Print every line of the listing exactly, please.
* BEGIN PROVIDED DATA *
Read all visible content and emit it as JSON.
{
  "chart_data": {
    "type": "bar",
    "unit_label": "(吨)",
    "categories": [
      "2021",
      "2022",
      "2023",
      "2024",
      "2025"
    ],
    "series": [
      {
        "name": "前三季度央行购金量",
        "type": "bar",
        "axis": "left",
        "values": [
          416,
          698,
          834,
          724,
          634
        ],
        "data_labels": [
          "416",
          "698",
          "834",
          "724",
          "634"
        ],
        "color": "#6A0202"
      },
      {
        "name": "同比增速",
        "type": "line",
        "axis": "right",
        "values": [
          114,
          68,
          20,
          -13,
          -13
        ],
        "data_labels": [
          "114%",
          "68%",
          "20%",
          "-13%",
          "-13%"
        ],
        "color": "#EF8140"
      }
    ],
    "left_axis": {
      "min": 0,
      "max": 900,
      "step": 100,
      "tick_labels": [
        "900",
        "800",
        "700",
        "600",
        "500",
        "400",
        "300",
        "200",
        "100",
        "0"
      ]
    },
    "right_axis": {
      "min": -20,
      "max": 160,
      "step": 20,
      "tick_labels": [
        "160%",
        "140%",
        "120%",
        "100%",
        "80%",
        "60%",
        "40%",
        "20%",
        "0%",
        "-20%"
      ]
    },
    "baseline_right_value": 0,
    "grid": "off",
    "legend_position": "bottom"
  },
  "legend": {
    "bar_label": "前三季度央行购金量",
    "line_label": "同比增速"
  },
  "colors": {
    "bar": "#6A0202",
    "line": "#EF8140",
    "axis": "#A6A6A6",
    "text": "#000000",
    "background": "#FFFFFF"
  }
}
* END PROVIDED DATA *
◆ **TASK OUTPUT**:
Read all visible content and emit it as JSON.
{
  "chart_data": {
    "type": "bar",
    "unit_label": "(吨)",
    "categories": [
      "2021",
      "2022",
      "2023",
      "2024",
      "2025"
    ],
    "series": [
      {
        "name": "前三季度央行购金量",
        "type": "bar",
        "axis": "left",
        "values": [
          416,
          698,
          834,
          724,
          634
        ],
        "data_labels": [
          "416",
          "698",
          "834",
          "724",
          "634"
        ],
        "color": "#6A0202"
      },
      {
        "name": "同比增速",
        "type": "line",
        "axis": "right",
        "values": [
          114,
          68,
          20,
          -13,
          -13
        ],
        "data_labels": [
          "114%",
          "68%",
          "20%",
          "-13%",
          "-13%"
        ],
        "color": "#EF8140"
      }
    ],
    "left_axis": {
      "min": 0,
      "max": 900,
      "step": 100,
      "tick_labels": [
        "900",
        "800",
        "700",
        "600",
        "500",
        "400",
        "300",
        "200",
        "100",
        "0"
      ]
    },
    "right_axis": {
      "min": -20,
      "max": 160,
      "step": 20,
      "tick_labels": [
        "160%",
        "140%",
        "120%",
        "100%",
        "80%",
        "60%",
        "40%",
        "20%",
        "0%",
        "-20%"
      ]
    },
    "baseline_right_value": 0,
    "grid": "off",
    "legend_position": "bottom"
  },
  "legend": {
    "bar_label": "前三季度央行购金量",
    "line_label": "同比增速"
  },
  "colors": {
    "bar": "#6A0202",
    "line": "#EF8140",
    "axis": "#A6A6A6",
    "text": "#000000",
    "background": "#FFFFFF"
  }
}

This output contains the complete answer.